What the task asks = Read the listing and extract each line that includes the word "name".

Recorded information =
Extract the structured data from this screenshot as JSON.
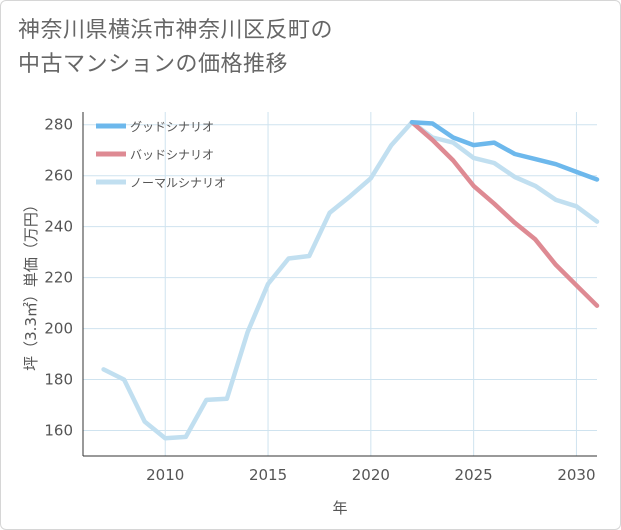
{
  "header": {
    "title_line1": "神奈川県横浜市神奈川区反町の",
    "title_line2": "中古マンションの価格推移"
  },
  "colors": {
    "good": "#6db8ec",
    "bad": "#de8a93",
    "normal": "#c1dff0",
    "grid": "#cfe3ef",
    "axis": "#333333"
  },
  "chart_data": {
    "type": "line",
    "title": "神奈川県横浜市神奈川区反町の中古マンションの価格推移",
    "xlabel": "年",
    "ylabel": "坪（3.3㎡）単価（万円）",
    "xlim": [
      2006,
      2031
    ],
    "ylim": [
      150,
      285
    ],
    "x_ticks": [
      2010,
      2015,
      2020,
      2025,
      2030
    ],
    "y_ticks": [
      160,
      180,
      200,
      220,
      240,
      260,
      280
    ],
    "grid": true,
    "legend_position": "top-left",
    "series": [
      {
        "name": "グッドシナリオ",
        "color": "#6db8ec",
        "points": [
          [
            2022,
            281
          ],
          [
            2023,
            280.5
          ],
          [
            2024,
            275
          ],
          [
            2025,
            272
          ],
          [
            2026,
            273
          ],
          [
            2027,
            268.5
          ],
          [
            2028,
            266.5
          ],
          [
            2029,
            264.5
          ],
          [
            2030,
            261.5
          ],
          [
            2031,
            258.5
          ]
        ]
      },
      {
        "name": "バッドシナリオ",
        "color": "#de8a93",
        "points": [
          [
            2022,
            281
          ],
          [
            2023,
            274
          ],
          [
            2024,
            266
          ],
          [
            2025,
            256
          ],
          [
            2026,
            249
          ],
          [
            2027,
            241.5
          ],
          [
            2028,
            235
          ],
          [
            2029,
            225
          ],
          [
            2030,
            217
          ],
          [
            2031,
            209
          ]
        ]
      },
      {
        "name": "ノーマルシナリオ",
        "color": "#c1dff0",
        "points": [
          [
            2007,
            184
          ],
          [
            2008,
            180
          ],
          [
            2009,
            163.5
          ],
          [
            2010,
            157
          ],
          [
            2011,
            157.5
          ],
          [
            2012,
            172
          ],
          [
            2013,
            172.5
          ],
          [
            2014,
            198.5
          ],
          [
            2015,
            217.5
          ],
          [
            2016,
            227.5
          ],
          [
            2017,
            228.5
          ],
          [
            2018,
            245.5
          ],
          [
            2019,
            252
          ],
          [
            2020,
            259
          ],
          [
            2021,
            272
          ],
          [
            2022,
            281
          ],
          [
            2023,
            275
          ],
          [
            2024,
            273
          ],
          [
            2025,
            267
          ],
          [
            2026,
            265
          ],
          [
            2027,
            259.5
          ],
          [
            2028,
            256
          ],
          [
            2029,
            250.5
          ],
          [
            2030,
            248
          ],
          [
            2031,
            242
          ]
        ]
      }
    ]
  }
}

Exercise response =
        "name": "グッドシナリオ",
        "name": "バッドシナリオ",
        "name": "ノーマルシナリオ",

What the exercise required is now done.